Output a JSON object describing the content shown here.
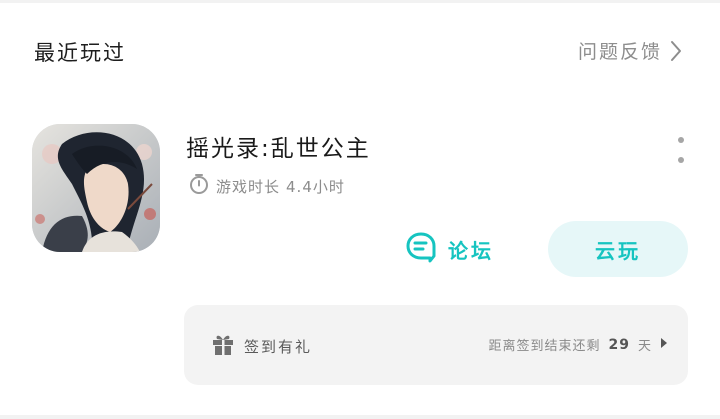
{
  "section": {
    "title": "最近玩过",
    "feedback_label": "问题反馈",
    "feedback_icon": "chevron-right-icon"
  },
  "game": {
    "title": "摇光录:乱世公主",
    "playtime_label": "游戏时长",
    "playtime_value": "4.4小时",
    "icon": "game-app-icon",
    "more_icon": "more-vertical-icon"
  },
  "actions": {
    "forum_label": "论坛",
    "forum_icon": "chat-bubble-icon",
    "cloud_label": "云玩"
  },
  "checkin": {
    "label": "签到有礼",
    "icon": "gift-icon",
    "remaining_prefix": "距离签到结束还剩",
    "remaining_days": "29",
    "remaining_suffix": "天",
    "arrow_icon": "caret-right-icon"
  },
  "colors": {
    "accent": "#16c4c0",
    "accent_bg": "#e6f7f8",
    "muted_text": "#8c8c8c",
    "panel_bg": "#f3f3f3"
  }
}
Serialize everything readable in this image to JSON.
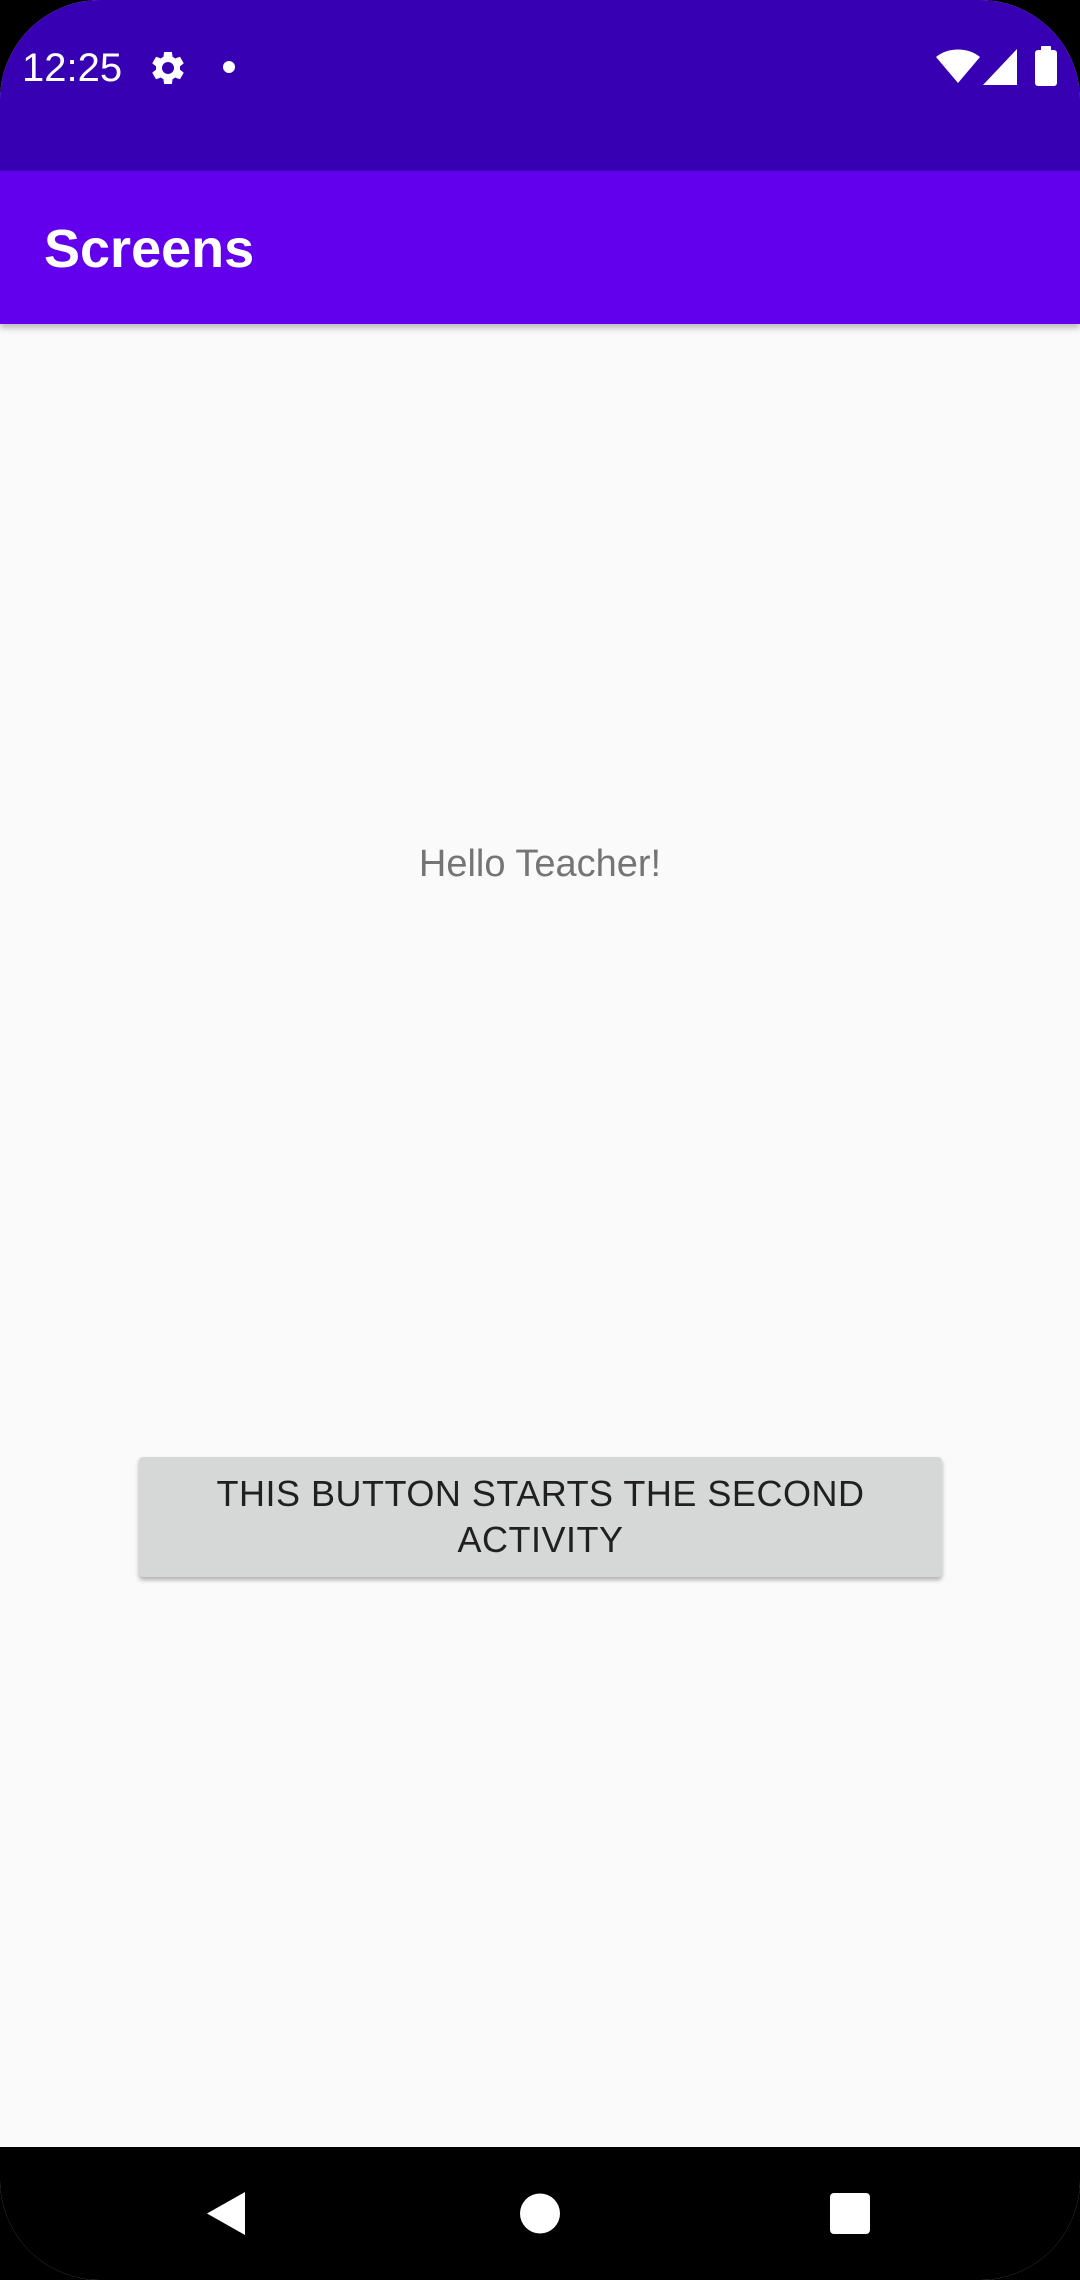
{
  "status_bar": {
    "time": "12:25",
    "left_icons": [
      "settings-icon",
      "notification-dot-icon"
    ],
    "right_icons": [
      "wifi-icon",
      "cellular-signal-icon",
      "battery-icon"
    ],
    "background_color": "#3700b3"
  },
  "app_bar": {
    "title": "Screens",
    "background_color": "#6200ee"
  },
  "main": {
    "greeting": "Hello Teacher!",
    "button_label": "THIS BUTTON STARTS THE SECOND ACTIVITY"
  },
  "nav_bar": {
    "buttons": [
      "back-icon",
      "home-icon",
      "recents-icon"
    ]
  }
}
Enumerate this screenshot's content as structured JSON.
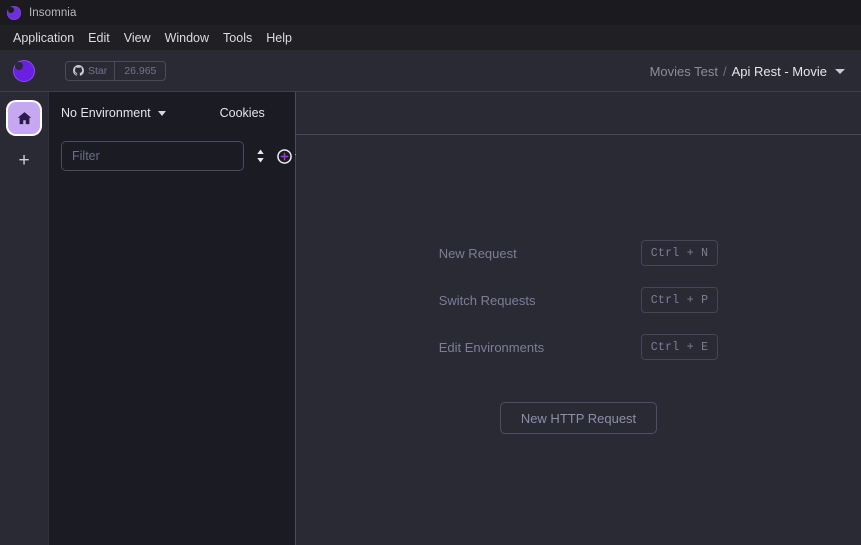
{
  "titlebar": {
    "app_name": "Insomnia",
    "logo_icon": "insomnia-logo-icon"
  },
  "menubar": {
    "items": [
      {
        "label": "Application"
      },
      {
        "label": "Edit"
      },
      {
        "label": "View"
      },
      {
        "label": "Window"
      },
      {
        "label": "Tools"
      },
      {
        "label": "Help"
      }
    ]
  },
  "toolbar": {
    "brand_icon": "insomnia-brand-icon",
    "github": {
      "icon": "github-icon",
      "label": "Star",
      "count": "26.965"
    },
    "breadcrumb": {
      "workspace": "Movies Test",
      "separator": "/",
      "active": "Api Rest - Movie",
      "caret_icon": "chevron-down-icon"
    }
  },
  "rail": {
    "home_icon": "home-icon",
    "add_label": "+"
  },
  "sidebar": {
    "environment_label": "No Environment",
    "environment_caret_icon": "chevron-down-icon",
    "cookies_label": "Cookies",
    "filter_placeholder": "Filter",
    "filter_value": "",
    "sort_icon": "sort-updown-icon",
    "add_icon": "plus-circle-icon",
    "add_caret_icon": "chevron-down-icon",
    "items": []
  },
  "main": {
    "shortcuts": [
      {
        "label": "New Request",
        "keys": "Ctrl + N"
      },
      {
        "label": "Switch Requests",
        "keys": "Ctrl + P"
      },
      {
        "label": "Edit Environments",
        "keys": "Ctrl + E"
      }
    ],
    "new_request_button": "New HTTP Request"
  },
  "colors": {
    "titlebar_bg": "#1b1b1f",
    "menubar_bg": "#202024",
    "panel_bg": "#2a2a35",
    "sidebar_bg": "#1a1b23",
    "accent_purple": "#6a20e0",
    "home_tile": "#c6a8f0",
    "muted_text": "#7d7d99"
  }
}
^^^^^^^^^^^^^^^^
Quote the preceding records in their entirety, excluding every picture.

Output a JSON object describing the content shown here.
{
  "section": {
    "title": "最近玩过",
    "feedback_label": "问题反馈",
    "feedback_icon": "chevron-right-icon"
  },
  "game": {
    "title": "摇光录:乱世公主",
    "playtime_label": "游戏时长",
    "playtime_value": "4.4小时",
    "icon": "game-app-icon",
    "more_icon": "more-vertical-icon"
  },
  "actions": {
    "forum_label": "论坛",
    "forum_icon": "chat-bubble-icon",
    "cloud_label": "云玩"
  },
  "checkin": {
    "label": "签到有礼",
    "icon": "gift-icon",
    "remaining_prefix": "距离签到结束还剩",
    "remaining_days": "29",
    "remaining_suffix": "天",
    "arrow_icon": "caret-right-icon"
  },
  "colors": {
    "accent": "#16c4c0",
    "accent_bg": "#e6f7f8",
    "muted_text": "#8c8c8c",
    "panel_bg": "#f3f3f3"
  }
}
Serialize everything readable in this image to JSON.
{
  "status_bar": {
    "time": "12:25",
    "left_icons": [
      "settings-icon",
      "notification-dot-icon"
    ],
    "right_icons": [
      "wifi-icon",
      "cellular-signal-icon",
      "battery-icon"
    ],
    "background_color": "#3700b3"
  },
  "app_bar": {
    "title": "Screens",
    "background_color": "#6200ee"
  },
  "main": {
    "greeting": "Hello Teacher!",
    "button_label": "THIS BUTTON STARTS THE SECOND ACTIVITY"
  },
  "nav_bar": {
    "buttons": [
      "back-icon",
      "home-icon",
      "recents-icon"
    ]
  }
}
Enumerate this screenshot's content as structured JSON.
{
  "titlebar": {
    "app_name": "Insomnia",
    "logo_icon": "insomnia-logo-icon"
  },
  "menubar": {
    "items": [
      {
        "label": "Application"
      },
      {
        "label": "Edit"
      },
      {
        "label": "View"
      },
      {
        "label": "Window"
      },
      {
        "label": "Tools"
      },
      {
        "label": "Help"
      }
    ]
  },
  "toolbar": {
    "brand_icon": "insomnia-brand-icon",
    "github": {
      "icon": "github-icon",
      "label": "Star",
      "count": "26.965"
    },
    "breadcrumb": {
      "workspace": "Movies Test",
      "separator": "/",
      "active": "Api Rest - Movie",
      "caret_icon": "chevron-down-icon"
    }
  },
  "rail": {
    "home_icon": "home-icon",
    "add_label": "+"
  },
  "sidebar": {
    "environment_label": "No Environment",
    "environment_caret_icon": "chevron-down-icon",
    "cookies_label": "Cookies",
    "filter_placeholder": "Filter",
    "filter_value": "",
    "sort_icon": "sort-updown-icon",
    "add_icon": "plus-circle-icon",
    "add_caret_icon": "chevron-down-icon",
    "items": []
  },
  "main": {
    "shortcuts": [
      {
        "label": "New Request",
        "keys": "Ctrl + N"
      },
      {
        "label": "Switch Requests",
        "keys": "Ctrl + P"
      },
      {
        "label": "Edit Environments",
        "keys": "Ctrl + E"
      }
    ],
    "new_request_button": "New HTTP Request"
  },
  "colors": {
    "titlebar_bg": "#1b1b1f",
    "menubar_bg": "#202024",
    "panel_bg": "#2a2a35",
    "sidebar_bg": "#1a1b23",
    "accent_purple": "#6a20e0",
    "home_tile": "#c6a8f0",
    "muted_text": "#7d7d99"
  }
}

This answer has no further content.